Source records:
************

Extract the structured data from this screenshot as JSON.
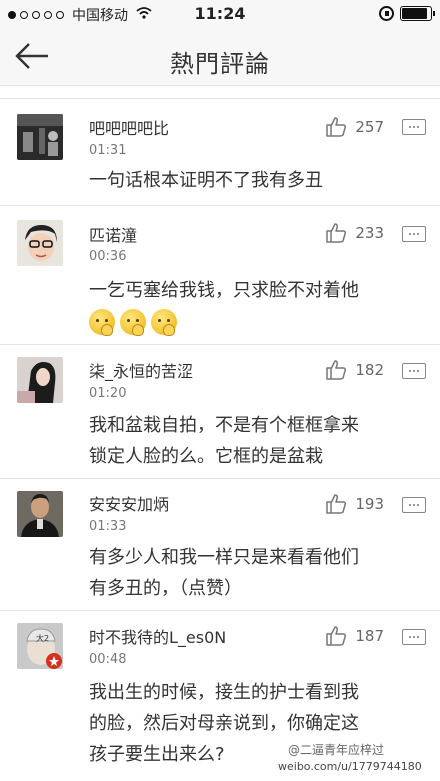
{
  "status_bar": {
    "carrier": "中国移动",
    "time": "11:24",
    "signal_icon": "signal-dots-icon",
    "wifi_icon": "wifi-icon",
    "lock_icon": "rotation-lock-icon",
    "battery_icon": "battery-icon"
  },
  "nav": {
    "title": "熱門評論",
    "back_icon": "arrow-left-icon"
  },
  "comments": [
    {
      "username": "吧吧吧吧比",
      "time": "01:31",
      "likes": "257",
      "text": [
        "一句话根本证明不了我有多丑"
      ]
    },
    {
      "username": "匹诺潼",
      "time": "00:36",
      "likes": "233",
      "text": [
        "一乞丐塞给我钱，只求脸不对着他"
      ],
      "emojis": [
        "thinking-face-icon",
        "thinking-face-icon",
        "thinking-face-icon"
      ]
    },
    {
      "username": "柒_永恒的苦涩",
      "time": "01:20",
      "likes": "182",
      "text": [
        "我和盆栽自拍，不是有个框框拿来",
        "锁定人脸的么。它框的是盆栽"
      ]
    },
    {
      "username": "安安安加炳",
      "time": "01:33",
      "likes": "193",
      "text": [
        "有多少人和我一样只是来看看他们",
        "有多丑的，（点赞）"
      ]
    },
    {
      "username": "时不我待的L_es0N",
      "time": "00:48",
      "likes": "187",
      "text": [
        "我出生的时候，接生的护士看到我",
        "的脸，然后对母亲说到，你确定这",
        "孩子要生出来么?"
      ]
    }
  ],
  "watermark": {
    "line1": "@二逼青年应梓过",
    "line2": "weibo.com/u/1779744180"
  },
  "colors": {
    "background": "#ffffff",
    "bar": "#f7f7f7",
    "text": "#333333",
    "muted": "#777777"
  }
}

************

# Exercise
Write out all the records again, exactly, minus any pictures.

# Result of this exercise
Extract the structured data from this screenshot as JSON.
{
  "status_bar": {
    "carrier": "中国移动",
    "time": "11:24",
    "signal_icon": "signal-dots-icon",
    "wifi_icon": "wifi-icon",
    "lock_icon": "rotation-lock-icon",
    "battery_icon": "battery-icon"
  },
  "nav": {
    "title": "熱門評論",
    "back_icon": "arrow-left-icon"
  },
  "comments": [
    {
      "username": "吧吧吧吧比",
      "time": "01:31",
      "likes": "257",
      "text": [
        "一句话根本证明不了我有多丑"
      ]
    },
    {
      "username": "匹诺潼",
      "time": "00:36",
      "likes": "233",
      "text": [
        "一乞丐塞给我钱，只求脸不对着他"
      ],
      "emojis": [
        "thinking-face-icon",
        "thinking-face-icon",
        "thinking-face-icon"
      ]
    },
    {
      "username": "柒_永恒的苦涩",
      "time": "01:20",
      "likes": "182",
      "text": [
        "我和盆栽自拍，不是有个框框拿来",
        "锁定人脸的么。它框的是盆栽"
      ]
    },
    {
      "username": "安安安加炳",
      "time": "01:33",
      "likes": "193",
      "text": [
        "有多少人和我一样只是来看看他们",
        "有多丑的，（点赞）"
      ]
    },
    {
      "username": "时不我待的L_es0N",
      "time": "00:48",
      "likes": "187",
      "text": [
        "我出生的时候，接生的护士看到我",
        "的脸，然后对母亲说到，你确定这",
        "孩子要生出来么?"
      ]
    }
  ],
  "watermark": {
    "line1": "@二逼青年应梓过",
    "line2": "weibo.com/u/1779744180"
  },
  "colors": {
    "background": "#ffffff",
    "bar": "#f7f7f7",
    "text": "#333333",
    "muted": "#777777"
  }
}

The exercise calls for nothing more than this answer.